* _Extracted records_:
-- begin --
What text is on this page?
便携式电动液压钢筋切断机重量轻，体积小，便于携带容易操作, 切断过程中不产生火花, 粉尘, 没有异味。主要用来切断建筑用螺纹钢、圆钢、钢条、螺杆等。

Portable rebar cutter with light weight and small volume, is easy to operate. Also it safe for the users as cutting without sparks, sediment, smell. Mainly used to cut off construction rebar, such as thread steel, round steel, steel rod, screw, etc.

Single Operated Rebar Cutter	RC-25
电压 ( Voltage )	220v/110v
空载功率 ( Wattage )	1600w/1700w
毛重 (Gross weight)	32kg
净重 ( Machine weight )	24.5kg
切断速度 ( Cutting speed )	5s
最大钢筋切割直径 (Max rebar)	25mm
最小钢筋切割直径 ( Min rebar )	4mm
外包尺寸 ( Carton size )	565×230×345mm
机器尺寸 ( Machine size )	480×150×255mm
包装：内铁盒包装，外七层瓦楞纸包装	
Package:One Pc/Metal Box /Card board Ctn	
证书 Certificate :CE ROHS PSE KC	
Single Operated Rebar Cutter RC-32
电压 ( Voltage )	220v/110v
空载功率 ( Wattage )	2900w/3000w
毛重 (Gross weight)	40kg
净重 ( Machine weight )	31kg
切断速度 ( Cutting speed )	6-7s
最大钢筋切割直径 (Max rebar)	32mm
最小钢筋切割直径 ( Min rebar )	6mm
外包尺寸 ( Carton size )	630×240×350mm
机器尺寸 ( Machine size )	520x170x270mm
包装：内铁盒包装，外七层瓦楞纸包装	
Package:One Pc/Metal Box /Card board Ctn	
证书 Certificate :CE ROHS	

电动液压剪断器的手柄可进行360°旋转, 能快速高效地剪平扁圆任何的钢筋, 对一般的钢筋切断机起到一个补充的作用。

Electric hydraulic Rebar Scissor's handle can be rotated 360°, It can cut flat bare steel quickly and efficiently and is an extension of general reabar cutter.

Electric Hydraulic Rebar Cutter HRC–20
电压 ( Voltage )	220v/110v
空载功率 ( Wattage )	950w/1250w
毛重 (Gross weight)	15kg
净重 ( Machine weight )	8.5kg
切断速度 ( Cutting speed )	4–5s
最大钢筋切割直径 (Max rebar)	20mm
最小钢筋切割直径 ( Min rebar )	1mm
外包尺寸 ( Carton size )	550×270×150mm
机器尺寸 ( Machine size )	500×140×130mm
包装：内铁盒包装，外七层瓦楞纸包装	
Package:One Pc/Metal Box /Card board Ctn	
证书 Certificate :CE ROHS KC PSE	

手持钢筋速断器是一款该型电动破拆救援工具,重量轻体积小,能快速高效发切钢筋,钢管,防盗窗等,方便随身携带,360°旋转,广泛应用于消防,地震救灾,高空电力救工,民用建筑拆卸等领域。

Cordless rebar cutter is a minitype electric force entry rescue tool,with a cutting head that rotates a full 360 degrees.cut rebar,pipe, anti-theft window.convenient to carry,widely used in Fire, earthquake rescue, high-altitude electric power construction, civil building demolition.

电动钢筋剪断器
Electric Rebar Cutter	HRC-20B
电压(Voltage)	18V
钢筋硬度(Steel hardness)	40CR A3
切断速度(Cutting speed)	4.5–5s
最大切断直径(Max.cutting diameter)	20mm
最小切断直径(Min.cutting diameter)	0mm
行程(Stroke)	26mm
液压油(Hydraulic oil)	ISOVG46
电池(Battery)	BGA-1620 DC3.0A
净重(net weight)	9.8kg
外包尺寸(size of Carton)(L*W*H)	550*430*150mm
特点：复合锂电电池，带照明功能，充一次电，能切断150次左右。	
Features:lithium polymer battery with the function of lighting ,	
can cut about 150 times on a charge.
-- end --
* _PROBLEM DETAILS_: Among the lines above, determine how many hold the word "机器尺寸"; report the figure alone.

* _OUTPUT FOR THIS TASK_: 3